- **SUPPLIED DATA**:
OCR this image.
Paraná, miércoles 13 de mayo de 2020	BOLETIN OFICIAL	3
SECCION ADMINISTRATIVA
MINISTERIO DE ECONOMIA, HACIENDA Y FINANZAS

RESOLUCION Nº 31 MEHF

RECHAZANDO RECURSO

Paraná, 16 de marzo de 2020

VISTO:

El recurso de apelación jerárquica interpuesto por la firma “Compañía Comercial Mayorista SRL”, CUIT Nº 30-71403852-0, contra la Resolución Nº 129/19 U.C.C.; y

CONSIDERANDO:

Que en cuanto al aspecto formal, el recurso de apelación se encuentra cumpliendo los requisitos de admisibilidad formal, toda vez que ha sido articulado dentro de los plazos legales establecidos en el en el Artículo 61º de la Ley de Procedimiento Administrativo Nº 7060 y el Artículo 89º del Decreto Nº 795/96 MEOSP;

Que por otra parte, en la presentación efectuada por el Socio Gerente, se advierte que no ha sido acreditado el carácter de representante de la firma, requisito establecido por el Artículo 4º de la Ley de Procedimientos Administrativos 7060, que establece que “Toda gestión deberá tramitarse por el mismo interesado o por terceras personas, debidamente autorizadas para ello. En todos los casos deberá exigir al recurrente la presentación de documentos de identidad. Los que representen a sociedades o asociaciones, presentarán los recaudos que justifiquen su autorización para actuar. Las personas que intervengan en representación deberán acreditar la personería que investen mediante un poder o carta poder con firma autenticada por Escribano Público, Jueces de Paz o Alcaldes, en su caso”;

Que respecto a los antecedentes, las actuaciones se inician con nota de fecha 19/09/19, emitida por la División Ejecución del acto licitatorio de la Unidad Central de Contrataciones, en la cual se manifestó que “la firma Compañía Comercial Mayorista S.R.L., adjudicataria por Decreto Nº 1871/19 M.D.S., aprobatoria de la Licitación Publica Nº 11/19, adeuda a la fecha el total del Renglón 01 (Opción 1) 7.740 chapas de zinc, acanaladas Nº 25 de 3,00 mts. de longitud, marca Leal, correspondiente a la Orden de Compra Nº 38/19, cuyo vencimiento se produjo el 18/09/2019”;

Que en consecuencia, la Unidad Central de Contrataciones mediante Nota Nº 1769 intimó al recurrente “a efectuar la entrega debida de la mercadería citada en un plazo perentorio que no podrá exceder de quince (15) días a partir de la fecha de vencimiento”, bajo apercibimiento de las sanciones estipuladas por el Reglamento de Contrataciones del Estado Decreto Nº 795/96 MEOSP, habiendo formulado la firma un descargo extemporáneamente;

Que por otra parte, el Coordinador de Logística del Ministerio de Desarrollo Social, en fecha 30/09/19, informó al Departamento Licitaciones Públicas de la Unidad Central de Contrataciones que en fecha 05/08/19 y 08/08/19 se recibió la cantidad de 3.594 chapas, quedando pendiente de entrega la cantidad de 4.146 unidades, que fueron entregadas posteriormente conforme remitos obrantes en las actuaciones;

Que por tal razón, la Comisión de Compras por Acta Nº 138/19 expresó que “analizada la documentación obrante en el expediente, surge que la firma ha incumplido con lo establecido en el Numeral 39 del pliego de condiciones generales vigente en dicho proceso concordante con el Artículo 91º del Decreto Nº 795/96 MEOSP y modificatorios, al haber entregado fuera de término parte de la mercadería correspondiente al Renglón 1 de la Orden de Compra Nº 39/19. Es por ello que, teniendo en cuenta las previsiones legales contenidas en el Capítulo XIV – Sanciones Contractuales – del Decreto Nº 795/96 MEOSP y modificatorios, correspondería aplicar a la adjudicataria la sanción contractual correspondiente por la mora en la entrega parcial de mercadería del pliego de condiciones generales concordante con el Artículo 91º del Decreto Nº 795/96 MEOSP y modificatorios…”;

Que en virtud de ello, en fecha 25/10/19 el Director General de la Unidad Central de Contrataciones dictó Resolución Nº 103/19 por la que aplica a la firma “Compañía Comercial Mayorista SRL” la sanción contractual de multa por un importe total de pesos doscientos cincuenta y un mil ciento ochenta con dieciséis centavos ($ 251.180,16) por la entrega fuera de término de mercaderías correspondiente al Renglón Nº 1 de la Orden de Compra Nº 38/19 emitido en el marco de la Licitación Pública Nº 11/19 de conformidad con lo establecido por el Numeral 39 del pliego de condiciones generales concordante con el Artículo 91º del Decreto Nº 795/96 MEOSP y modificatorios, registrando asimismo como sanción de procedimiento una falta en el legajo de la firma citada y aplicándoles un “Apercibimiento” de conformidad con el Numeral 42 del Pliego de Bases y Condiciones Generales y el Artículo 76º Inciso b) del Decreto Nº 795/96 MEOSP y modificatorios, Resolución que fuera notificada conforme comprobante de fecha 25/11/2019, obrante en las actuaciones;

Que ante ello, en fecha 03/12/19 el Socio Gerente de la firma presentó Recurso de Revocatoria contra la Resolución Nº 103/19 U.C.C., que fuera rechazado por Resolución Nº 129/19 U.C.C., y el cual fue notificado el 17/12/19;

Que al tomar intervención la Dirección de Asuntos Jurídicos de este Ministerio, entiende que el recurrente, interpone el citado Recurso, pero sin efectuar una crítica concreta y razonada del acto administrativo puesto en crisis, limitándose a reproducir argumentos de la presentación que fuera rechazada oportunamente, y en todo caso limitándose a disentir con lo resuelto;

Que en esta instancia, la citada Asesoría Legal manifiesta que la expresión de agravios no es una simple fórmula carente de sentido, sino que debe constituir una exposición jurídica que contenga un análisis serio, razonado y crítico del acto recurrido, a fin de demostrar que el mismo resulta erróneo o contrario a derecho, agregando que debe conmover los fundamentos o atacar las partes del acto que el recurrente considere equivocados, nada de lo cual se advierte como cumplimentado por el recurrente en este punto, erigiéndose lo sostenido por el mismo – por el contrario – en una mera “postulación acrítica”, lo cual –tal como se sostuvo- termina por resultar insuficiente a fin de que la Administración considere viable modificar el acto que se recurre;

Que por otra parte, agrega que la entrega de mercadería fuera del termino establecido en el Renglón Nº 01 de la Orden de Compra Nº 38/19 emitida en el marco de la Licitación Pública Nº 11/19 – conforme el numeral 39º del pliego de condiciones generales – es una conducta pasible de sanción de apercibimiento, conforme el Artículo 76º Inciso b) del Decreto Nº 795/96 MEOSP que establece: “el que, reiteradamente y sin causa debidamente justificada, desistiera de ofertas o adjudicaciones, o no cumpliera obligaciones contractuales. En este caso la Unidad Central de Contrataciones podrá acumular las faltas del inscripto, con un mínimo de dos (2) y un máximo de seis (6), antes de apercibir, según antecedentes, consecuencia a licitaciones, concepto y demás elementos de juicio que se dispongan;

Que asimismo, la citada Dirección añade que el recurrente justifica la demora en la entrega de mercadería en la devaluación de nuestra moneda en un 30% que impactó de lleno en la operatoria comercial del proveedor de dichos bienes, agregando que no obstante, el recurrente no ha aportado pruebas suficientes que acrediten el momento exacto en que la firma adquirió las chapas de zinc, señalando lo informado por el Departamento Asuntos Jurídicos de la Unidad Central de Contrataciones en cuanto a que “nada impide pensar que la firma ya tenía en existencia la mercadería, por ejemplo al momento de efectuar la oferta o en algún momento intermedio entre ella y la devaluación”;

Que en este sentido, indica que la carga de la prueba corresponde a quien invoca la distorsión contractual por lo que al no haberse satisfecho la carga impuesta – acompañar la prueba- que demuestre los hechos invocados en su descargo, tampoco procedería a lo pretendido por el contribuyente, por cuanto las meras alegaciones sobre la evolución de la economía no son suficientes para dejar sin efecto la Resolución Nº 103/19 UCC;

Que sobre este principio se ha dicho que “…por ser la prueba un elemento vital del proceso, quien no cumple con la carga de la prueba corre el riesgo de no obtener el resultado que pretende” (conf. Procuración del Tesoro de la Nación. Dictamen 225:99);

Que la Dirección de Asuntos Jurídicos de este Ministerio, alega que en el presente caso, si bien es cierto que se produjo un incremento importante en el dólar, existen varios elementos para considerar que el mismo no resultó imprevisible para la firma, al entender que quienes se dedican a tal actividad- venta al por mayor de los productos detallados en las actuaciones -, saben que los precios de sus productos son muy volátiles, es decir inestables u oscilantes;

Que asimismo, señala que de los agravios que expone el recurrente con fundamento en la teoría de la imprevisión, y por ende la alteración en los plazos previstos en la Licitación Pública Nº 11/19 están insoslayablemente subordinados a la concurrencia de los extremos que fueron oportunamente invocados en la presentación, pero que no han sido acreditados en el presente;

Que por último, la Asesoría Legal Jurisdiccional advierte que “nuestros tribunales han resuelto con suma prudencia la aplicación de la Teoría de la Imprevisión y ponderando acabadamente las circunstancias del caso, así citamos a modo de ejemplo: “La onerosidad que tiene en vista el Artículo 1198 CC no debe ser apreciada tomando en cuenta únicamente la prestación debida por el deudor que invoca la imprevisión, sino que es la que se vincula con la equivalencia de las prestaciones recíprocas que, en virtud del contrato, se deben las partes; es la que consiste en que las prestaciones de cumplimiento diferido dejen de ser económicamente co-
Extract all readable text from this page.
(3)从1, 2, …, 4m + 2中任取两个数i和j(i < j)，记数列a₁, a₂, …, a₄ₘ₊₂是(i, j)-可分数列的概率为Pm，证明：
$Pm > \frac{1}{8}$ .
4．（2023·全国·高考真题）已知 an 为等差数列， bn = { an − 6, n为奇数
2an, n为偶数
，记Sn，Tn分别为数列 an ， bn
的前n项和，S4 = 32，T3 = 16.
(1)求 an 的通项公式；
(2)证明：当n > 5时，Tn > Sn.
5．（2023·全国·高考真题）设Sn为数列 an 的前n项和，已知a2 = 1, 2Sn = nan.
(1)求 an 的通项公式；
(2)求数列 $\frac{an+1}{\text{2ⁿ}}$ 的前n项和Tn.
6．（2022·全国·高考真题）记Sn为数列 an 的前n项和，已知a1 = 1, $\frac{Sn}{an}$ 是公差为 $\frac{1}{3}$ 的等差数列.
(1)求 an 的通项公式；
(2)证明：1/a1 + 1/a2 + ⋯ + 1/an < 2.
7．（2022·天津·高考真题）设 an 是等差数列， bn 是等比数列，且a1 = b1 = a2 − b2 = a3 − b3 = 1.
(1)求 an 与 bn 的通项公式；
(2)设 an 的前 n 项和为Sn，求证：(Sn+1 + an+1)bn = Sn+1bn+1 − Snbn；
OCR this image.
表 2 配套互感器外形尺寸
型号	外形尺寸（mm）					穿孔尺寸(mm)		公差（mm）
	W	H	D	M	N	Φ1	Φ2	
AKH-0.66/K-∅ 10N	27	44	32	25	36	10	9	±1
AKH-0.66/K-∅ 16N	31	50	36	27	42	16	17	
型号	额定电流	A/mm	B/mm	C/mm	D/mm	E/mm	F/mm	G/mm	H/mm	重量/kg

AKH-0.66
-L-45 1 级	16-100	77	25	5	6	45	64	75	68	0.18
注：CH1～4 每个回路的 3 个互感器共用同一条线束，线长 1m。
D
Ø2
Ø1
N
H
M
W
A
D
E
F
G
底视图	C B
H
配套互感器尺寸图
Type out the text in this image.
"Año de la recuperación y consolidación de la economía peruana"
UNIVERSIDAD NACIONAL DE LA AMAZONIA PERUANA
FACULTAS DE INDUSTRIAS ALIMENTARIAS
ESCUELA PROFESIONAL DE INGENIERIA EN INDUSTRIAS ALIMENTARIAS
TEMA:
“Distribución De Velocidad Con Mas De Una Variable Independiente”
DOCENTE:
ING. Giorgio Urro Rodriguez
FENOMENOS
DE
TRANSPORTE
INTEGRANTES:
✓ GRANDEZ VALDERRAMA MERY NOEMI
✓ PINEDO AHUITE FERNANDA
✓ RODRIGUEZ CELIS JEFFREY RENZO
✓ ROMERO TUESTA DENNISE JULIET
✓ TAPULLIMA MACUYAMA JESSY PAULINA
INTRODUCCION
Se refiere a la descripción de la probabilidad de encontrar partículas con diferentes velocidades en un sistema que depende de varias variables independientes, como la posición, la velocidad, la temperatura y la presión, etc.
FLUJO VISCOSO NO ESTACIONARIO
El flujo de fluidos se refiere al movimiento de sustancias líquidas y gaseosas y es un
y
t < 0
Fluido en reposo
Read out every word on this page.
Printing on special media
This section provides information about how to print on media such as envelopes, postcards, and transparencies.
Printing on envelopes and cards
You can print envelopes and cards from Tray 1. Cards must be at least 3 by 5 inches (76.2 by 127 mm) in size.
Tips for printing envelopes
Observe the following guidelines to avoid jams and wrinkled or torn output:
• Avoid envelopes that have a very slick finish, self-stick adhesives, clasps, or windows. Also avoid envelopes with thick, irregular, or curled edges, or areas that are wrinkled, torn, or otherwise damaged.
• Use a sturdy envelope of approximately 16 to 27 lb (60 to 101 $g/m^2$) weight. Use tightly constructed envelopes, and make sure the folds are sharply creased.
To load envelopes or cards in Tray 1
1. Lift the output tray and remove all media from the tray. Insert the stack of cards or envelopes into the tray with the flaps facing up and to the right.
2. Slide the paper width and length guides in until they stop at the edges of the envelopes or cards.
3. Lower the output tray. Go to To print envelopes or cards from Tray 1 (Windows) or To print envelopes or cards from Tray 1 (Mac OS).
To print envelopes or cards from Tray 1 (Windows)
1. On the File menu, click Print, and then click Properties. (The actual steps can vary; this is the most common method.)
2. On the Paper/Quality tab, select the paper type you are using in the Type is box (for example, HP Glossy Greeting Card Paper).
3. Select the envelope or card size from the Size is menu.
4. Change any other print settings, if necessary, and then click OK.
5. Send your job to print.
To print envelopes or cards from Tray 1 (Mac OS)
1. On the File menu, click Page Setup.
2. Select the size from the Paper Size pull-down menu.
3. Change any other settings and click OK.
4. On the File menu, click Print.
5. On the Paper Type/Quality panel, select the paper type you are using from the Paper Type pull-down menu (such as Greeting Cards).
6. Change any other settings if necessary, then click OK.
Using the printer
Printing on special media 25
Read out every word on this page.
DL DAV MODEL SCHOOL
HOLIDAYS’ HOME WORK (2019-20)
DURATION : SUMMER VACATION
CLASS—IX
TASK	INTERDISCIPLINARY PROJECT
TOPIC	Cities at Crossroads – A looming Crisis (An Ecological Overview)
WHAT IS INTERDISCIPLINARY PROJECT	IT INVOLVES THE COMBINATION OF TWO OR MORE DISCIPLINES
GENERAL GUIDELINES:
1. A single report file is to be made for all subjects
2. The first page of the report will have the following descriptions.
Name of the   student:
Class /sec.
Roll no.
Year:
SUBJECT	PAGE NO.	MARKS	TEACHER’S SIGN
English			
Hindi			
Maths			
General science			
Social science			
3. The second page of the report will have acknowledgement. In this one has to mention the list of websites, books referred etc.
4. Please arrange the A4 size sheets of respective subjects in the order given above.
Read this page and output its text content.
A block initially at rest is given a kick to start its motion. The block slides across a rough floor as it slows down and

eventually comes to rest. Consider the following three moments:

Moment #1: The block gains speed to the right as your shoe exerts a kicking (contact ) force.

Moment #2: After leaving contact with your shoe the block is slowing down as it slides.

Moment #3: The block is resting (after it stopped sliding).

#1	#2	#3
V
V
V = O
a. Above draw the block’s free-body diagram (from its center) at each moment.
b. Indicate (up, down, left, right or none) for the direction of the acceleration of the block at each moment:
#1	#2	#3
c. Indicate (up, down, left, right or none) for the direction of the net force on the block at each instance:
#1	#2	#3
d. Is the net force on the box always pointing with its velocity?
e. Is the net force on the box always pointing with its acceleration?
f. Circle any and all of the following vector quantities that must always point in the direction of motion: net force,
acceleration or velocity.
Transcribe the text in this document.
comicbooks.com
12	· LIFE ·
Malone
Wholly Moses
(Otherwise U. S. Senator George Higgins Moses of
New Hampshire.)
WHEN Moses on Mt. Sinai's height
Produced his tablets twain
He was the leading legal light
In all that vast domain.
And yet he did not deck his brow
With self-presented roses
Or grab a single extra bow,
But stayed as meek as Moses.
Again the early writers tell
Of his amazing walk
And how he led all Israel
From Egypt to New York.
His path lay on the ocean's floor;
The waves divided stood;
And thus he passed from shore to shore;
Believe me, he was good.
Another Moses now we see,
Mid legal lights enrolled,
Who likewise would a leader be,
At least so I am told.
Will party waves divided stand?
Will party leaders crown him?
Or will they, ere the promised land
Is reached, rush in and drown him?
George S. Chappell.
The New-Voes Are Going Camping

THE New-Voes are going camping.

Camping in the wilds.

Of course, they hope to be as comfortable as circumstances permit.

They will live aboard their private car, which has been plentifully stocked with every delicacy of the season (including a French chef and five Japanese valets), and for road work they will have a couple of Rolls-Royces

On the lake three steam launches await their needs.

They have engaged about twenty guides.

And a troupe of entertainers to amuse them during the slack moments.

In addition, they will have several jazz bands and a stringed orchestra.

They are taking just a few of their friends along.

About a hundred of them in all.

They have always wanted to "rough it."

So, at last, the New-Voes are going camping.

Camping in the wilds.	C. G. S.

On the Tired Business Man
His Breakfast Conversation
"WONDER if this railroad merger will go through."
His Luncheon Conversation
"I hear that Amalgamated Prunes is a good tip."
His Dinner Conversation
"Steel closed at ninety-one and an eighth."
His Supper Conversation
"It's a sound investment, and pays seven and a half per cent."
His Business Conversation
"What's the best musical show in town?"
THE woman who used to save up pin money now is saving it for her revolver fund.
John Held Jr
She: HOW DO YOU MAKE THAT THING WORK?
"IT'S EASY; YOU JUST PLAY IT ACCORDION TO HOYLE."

- **TASK DETAILS**:
Gather all lines with the string "always" from the data.

- **ANSWER**:
d. Is the net force on the box always pointing with its velocity?
e. Is the net force on the box always pointing with its acceleration?
f. Circle any and all of the following vector quantities that must always point in the direction of motion: net force,
They have always wanted to "rough it."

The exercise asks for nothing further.